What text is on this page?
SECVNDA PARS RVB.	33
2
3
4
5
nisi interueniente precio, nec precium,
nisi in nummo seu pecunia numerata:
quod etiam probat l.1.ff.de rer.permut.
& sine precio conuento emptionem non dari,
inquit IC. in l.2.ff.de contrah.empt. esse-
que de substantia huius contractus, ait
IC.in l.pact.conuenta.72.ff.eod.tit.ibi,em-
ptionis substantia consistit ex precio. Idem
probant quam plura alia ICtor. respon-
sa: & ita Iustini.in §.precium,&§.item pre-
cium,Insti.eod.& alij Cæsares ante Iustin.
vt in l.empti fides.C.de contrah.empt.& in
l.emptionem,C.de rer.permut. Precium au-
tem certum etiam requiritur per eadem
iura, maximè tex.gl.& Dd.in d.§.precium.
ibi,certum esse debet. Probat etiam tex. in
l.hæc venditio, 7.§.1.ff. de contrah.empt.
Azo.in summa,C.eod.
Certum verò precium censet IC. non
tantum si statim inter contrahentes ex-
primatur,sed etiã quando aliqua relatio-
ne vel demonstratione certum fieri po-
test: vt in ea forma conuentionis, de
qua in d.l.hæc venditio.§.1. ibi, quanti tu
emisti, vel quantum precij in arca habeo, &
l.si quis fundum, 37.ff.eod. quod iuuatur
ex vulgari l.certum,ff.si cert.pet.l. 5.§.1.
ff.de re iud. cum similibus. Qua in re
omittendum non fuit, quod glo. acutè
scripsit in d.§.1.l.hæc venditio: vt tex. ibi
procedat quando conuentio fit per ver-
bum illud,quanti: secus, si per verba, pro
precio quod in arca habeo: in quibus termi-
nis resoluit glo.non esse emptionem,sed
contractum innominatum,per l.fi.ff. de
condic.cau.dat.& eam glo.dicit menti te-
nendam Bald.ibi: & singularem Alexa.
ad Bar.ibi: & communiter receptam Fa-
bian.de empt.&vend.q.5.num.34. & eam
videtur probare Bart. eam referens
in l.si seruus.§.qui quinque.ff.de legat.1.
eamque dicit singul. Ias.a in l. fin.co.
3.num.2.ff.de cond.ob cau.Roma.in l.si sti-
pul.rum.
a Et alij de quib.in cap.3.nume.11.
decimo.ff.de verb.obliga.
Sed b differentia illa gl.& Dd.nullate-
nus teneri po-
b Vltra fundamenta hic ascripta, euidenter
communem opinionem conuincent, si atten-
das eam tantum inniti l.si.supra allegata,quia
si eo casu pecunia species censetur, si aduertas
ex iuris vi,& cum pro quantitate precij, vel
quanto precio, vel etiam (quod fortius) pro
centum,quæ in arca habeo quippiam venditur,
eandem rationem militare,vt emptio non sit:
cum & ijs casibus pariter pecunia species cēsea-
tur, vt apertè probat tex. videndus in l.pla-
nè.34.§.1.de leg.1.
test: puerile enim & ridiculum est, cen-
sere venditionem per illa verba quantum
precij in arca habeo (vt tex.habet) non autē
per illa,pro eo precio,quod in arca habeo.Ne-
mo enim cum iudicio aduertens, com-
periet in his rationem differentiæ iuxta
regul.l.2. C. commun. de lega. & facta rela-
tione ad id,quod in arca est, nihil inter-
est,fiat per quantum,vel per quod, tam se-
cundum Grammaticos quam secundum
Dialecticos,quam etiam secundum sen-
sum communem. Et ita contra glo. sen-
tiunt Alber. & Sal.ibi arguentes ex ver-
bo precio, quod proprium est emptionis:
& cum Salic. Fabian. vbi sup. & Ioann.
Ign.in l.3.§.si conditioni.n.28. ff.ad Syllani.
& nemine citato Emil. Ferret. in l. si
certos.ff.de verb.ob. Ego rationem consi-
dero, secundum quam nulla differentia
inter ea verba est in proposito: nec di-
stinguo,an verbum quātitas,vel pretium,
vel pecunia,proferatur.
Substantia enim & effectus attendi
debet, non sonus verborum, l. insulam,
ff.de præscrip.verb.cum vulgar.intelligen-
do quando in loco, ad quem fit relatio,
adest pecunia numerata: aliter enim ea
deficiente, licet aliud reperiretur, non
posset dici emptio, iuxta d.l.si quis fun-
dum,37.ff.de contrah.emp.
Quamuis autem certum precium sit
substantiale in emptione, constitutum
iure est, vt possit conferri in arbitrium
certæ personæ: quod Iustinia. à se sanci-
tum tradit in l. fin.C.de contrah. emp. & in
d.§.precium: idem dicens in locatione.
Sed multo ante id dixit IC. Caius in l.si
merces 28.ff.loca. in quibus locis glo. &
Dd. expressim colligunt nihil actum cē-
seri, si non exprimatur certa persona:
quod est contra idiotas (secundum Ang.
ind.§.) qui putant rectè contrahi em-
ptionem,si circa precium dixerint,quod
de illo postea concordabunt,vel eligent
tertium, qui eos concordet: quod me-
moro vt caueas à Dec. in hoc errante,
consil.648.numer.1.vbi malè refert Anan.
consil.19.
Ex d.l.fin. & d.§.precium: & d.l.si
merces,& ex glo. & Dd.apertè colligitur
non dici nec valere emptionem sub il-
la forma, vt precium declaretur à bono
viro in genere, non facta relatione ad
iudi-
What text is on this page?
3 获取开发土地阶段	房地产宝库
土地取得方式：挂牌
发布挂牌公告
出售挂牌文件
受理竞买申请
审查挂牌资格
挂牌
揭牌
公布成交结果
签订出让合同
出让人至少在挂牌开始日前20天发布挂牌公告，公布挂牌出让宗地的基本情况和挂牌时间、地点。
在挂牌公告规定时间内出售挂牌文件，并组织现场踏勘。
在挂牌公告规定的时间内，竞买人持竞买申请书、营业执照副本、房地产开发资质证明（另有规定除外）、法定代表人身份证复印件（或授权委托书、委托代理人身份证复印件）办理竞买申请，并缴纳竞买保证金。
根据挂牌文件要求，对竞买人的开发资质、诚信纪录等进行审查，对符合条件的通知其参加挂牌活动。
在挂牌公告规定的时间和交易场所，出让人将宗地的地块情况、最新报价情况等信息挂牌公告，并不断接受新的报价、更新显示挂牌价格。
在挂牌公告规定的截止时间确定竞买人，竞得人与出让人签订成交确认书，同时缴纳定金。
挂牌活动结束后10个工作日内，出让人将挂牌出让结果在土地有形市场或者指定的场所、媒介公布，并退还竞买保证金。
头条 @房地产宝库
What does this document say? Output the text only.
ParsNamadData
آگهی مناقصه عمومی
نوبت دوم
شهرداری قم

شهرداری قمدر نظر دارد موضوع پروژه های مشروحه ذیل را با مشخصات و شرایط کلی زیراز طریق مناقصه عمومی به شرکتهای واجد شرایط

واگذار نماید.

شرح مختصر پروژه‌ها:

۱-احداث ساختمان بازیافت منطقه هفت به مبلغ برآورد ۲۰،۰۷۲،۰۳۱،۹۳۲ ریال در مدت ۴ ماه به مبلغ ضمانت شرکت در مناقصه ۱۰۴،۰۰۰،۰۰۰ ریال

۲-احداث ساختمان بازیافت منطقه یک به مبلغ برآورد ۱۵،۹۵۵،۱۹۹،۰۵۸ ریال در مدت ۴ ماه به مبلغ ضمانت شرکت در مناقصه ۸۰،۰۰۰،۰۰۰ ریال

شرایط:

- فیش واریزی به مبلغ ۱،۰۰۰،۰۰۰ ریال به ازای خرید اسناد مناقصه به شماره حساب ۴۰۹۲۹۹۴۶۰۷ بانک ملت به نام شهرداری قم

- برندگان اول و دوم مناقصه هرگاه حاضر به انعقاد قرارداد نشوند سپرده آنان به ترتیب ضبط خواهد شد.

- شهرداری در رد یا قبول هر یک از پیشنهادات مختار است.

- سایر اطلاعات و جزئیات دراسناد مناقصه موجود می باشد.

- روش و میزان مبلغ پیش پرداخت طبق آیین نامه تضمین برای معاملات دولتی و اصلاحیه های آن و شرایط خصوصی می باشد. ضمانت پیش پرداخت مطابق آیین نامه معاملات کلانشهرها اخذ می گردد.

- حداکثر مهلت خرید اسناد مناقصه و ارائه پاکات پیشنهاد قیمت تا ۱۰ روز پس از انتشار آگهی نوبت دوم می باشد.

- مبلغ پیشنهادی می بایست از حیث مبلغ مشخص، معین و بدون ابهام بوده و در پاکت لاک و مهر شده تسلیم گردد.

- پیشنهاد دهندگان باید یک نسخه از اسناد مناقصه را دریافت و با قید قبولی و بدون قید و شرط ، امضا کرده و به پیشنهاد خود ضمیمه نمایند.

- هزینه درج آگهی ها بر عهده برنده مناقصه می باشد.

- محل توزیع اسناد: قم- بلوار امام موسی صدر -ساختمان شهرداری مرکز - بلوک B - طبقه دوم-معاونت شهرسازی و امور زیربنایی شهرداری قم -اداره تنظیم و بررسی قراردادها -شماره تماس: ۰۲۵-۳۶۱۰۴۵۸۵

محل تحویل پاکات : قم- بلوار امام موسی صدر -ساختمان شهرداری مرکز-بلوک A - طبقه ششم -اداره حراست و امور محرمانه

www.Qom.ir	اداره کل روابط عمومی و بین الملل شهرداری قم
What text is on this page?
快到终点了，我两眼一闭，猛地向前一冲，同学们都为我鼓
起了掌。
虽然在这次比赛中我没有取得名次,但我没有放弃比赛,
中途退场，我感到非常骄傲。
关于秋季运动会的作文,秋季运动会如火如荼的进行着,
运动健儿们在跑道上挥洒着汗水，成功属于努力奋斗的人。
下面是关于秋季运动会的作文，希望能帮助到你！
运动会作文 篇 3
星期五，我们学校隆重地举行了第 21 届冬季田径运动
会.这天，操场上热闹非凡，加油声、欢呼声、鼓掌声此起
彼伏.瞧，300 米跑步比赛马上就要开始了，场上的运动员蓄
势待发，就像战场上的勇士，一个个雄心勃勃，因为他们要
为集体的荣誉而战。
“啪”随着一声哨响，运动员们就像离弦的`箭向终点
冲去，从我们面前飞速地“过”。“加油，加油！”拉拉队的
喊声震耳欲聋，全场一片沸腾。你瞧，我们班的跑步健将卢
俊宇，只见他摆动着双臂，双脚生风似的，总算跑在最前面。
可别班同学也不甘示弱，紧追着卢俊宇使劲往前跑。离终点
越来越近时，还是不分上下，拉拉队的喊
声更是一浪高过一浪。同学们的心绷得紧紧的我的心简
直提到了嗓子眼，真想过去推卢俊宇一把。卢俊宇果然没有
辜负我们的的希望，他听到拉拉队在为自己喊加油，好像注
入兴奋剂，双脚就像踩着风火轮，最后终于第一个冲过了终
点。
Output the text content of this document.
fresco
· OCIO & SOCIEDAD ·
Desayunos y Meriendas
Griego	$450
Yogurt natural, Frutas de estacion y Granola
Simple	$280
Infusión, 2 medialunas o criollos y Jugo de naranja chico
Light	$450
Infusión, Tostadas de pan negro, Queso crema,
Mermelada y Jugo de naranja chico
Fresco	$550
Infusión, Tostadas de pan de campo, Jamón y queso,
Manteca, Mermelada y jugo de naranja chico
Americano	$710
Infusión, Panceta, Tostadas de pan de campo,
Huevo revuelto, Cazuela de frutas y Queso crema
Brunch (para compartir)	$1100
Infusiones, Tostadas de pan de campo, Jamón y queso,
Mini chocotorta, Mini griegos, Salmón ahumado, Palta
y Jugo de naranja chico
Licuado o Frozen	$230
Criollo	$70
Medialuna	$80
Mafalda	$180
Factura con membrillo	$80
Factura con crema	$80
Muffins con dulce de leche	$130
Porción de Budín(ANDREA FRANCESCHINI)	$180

▬▬▬

→ What needs to be done: Check every line of the data above for the string "esse", and copy those that have it.

→ Expected answer:
inquit IC. in l.2.ff.de contrah.empt. esse-
ibi,certum esse debet. Probat etiam tex. in
nis resoluit glo.non esse emptionem,sed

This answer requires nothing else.